● **Written problem**
Say how many lines contain "screenshot"; the answer is the number alone.

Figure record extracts

________________

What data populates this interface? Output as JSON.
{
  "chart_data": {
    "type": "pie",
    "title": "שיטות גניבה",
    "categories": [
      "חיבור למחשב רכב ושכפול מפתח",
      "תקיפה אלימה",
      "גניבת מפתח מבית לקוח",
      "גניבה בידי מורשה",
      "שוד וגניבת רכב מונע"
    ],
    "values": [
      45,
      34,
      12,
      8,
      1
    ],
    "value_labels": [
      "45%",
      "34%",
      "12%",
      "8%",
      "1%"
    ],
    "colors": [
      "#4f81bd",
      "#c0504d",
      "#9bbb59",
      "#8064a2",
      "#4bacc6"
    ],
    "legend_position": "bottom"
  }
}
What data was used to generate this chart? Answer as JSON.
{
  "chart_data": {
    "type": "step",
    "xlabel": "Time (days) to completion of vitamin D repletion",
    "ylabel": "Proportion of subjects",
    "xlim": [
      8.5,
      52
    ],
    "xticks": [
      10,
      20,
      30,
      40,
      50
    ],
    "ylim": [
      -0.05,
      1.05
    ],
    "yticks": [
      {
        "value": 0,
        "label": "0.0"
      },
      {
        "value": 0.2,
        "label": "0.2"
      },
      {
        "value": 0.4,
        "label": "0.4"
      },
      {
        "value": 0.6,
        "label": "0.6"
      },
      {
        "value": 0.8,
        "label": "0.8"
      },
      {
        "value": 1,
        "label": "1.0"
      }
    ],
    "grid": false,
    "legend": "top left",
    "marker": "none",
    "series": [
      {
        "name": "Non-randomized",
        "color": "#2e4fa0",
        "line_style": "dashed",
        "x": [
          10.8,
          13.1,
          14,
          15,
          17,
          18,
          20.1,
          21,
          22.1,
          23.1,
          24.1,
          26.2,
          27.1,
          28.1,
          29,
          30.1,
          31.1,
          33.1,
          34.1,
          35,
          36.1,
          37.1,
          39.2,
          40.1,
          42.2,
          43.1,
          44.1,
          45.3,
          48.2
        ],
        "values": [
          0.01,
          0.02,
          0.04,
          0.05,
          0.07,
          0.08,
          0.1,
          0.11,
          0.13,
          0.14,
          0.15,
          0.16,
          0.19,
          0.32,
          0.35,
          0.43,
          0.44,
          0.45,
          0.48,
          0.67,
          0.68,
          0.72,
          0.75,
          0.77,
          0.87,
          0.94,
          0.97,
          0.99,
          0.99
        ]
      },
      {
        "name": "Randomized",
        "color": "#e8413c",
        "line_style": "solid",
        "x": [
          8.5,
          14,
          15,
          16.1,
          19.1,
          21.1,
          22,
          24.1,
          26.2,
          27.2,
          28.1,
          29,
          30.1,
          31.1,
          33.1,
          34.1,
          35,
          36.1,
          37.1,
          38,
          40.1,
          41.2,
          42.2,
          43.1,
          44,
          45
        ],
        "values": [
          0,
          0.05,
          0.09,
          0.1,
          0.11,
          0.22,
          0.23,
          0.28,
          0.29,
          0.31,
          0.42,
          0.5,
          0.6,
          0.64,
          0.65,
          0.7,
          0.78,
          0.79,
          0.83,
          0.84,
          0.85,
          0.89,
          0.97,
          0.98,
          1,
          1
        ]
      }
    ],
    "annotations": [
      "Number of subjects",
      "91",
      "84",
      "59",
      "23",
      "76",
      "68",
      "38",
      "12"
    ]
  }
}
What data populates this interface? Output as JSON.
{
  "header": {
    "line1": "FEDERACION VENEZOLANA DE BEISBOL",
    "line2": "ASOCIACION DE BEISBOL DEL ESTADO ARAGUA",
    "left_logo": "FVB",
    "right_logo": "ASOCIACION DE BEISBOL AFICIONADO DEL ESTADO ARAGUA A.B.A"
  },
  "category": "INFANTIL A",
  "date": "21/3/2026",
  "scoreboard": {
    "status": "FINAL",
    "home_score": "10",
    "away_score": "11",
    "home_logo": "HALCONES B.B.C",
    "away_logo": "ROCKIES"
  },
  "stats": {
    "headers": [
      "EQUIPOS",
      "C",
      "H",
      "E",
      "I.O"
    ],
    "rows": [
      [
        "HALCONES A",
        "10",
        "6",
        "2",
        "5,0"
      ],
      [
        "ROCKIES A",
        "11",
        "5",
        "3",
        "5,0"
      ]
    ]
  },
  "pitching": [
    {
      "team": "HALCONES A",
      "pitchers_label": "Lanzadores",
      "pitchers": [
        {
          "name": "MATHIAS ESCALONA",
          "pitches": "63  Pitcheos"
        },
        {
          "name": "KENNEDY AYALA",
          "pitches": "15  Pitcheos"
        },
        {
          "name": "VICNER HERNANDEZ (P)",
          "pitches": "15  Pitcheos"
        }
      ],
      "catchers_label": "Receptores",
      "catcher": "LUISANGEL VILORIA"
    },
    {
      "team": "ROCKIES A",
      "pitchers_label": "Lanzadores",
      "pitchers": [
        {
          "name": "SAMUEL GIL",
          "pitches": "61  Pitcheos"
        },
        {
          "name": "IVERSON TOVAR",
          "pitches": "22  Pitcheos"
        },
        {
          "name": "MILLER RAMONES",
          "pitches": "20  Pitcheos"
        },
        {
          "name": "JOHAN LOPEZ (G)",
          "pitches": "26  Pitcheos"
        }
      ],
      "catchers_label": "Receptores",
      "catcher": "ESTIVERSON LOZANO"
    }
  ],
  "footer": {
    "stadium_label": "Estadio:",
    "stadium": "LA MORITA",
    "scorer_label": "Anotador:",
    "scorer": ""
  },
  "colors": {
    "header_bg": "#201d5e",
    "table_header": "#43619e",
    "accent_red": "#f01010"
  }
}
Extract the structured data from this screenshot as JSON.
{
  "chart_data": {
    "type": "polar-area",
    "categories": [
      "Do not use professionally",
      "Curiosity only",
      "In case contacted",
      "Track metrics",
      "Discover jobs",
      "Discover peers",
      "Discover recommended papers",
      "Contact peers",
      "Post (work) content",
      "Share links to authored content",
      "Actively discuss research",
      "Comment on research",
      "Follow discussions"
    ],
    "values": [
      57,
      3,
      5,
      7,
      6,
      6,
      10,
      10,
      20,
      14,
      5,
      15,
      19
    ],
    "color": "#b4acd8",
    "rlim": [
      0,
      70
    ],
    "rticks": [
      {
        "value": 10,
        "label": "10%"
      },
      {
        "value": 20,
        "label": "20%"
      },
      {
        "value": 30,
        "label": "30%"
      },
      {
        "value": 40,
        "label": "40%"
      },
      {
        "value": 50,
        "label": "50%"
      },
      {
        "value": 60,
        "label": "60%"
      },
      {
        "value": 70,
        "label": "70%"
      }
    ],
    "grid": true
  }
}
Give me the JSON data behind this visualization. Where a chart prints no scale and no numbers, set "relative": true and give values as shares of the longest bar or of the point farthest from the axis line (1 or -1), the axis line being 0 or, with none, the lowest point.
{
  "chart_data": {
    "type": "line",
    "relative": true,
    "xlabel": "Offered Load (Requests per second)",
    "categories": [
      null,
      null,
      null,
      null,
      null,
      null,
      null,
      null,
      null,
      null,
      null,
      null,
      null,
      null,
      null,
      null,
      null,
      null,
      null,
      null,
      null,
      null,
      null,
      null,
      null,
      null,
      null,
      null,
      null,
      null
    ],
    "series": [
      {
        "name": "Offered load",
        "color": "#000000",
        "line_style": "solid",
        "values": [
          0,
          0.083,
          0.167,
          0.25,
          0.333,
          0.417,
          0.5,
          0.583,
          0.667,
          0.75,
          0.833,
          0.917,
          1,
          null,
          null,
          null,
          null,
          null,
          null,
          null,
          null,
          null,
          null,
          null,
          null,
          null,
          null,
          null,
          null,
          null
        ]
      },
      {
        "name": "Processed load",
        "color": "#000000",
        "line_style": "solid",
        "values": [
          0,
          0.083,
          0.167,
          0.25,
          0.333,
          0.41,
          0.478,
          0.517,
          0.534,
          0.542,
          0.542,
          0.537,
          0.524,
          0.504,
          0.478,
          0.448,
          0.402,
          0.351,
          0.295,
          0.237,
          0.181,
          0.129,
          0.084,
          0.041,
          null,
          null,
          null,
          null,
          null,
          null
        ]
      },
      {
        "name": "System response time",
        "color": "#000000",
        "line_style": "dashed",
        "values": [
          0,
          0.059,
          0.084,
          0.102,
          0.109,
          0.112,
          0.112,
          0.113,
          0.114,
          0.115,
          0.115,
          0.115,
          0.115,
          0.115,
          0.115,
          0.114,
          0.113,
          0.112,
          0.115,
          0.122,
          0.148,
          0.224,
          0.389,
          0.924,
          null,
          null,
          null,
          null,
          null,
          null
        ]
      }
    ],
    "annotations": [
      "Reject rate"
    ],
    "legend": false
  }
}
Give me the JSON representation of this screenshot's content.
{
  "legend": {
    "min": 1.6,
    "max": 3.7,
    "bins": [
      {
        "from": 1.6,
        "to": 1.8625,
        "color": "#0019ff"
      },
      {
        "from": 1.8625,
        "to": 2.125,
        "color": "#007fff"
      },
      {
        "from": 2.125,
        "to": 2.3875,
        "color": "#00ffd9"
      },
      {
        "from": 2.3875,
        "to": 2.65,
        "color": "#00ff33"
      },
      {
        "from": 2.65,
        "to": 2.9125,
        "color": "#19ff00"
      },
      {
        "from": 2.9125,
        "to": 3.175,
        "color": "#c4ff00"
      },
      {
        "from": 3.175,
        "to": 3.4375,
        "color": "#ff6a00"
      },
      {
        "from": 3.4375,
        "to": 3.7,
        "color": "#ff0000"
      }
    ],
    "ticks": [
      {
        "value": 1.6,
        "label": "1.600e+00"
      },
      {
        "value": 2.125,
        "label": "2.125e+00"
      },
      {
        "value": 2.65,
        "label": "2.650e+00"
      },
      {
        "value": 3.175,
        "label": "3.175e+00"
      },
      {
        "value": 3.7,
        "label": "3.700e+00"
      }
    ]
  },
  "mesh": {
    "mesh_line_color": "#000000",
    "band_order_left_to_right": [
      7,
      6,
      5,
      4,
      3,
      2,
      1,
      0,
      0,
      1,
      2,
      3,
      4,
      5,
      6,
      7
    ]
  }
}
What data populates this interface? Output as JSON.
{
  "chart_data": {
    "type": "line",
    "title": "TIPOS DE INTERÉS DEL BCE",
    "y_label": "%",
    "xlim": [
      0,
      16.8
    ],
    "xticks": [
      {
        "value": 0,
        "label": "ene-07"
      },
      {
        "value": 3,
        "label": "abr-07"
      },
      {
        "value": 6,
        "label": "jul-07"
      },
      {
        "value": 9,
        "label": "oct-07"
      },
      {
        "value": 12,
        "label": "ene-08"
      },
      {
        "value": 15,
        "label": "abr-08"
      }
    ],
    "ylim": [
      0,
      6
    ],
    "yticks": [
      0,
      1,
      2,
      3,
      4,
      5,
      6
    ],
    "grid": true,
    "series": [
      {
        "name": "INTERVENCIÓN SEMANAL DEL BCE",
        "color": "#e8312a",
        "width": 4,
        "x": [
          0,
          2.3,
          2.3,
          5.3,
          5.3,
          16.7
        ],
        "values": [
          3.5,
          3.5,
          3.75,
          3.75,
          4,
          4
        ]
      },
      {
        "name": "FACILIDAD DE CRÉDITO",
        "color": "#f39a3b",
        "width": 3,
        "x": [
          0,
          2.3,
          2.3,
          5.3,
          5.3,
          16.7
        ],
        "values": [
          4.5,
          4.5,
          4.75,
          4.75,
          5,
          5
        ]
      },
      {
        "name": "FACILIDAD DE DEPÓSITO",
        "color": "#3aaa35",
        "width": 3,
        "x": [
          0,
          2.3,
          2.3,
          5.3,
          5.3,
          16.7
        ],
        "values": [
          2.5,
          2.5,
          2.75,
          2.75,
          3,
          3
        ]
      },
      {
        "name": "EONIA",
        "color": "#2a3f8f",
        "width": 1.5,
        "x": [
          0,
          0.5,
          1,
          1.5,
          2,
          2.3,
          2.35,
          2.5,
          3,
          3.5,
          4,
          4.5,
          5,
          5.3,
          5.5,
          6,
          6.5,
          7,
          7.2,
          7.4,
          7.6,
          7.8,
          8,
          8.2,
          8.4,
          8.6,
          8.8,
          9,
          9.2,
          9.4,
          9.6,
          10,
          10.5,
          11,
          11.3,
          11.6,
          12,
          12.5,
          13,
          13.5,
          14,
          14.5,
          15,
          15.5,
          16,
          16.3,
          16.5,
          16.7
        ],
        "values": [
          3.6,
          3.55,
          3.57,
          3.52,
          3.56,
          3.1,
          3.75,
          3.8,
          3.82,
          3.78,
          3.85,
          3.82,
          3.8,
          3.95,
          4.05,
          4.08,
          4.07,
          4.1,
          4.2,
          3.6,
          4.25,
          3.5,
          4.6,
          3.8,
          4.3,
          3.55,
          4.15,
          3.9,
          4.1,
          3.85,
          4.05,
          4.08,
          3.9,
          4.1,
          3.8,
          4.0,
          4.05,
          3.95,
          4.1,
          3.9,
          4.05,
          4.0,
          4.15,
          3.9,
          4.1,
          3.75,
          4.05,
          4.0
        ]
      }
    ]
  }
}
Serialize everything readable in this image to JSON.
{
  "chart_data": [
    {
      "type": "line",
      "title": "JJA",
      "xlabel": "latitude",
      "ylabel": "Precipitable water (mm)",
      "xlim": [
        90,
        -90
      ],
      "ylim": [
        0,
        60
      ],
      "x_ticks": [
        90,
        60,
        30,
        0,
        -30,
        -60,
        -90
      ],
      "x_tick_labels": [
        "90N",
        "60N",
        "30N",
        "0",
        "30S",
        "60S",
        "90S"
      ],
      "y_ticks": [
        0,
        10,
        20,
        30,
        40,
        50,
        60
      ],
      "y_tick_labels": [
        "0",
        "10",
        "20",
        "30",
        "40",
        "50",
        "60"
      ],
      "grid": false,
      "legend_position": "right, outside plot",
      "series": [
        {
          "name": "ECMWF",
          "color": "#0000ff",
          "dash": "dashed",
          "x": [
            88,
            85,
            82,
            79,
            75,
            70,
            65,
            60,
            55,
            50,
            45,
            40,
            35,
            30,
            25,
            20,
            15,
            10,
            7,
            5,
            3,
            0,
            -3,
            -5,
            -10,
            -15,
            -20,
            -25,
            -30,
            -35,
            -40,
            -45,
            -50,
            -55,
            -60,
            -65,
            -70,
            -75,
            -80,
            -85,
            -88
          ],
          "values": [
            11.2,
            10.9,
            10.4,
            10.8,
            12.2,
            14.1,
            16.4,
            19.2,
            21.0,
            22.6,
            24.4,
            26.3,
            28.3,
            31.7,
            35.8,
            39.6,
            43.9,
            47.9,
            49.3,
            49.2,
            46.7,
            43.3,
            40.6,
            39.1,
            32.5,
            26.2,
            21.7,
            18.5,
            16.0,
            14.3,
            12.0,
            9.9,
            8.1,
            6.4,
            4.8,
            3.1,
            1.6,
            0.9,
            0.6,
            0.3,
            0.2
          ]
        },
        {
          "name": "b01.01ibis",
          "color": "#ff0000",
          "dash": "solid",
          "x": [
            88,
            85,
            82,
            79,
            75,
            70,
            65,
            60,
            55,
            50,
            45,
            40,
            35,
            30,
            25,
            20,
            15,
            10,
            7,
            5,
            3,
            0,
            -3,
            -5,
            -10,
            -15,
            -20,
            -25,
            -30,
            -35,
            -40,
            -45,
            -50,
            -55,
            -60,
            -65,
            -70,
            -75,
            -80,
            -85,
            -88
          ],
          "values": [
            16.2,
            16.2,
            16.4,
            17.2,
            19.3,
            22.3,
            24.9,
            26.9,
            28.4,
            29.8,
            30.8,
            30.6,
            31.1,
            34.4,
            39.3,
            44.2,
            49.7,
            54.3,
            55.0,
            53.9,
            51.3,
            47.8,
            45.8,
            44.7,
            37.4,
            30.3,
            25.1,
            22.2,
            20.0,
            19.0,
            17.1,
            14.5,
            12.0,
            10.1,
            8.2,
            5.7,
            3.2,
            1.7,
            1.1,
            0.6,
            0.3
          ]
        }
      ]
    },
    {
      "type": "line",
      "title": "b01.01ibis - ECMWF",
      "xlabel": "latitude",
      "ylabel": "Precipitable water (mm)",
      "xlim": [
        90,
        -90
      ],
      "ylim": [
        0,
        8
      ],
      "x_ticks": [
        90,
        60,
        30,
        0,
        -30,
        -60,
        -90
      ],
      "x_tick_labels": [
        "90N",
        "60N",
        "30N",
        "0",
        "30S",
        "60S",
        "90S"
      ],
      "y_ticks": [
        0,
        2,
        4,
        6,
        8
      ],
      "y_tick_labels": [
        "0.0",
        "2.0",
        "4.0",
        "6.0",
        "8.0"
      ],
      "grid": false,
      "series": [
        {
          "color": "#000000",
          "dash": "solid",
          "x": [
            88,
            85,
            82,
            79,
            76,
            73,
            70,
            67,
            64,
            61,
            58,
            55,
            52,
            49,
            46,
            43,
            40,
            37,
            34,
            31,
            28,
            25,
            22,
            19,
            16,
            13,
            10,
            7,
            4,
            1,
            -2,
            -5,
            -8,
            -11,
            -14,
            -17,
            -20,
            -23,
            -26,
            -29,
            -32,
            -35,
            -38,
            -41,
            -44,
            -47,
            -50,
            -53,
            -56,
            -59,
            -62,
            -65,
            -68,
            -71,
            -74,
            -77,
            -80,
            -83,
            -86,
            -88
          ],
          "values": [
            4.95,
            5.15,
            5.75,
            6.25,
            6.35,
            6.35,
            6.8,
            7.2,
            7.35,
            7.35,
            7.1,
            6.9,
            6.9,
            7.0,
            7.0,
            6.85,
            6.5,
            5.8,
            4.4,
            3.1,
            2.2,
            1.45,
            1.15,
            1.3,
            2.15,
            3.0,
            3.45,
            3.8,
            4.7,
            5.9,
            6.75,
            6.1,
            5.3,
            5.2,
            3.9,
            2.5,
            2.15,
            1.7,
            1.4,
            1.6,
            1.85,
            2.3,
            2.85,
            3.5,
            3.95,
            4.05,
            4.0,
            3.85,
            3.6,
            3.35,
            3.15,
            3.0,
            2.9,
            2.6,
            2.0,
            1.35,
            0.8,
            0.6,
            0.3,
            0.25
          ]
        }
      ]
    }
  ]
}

________________

● **Final result**
2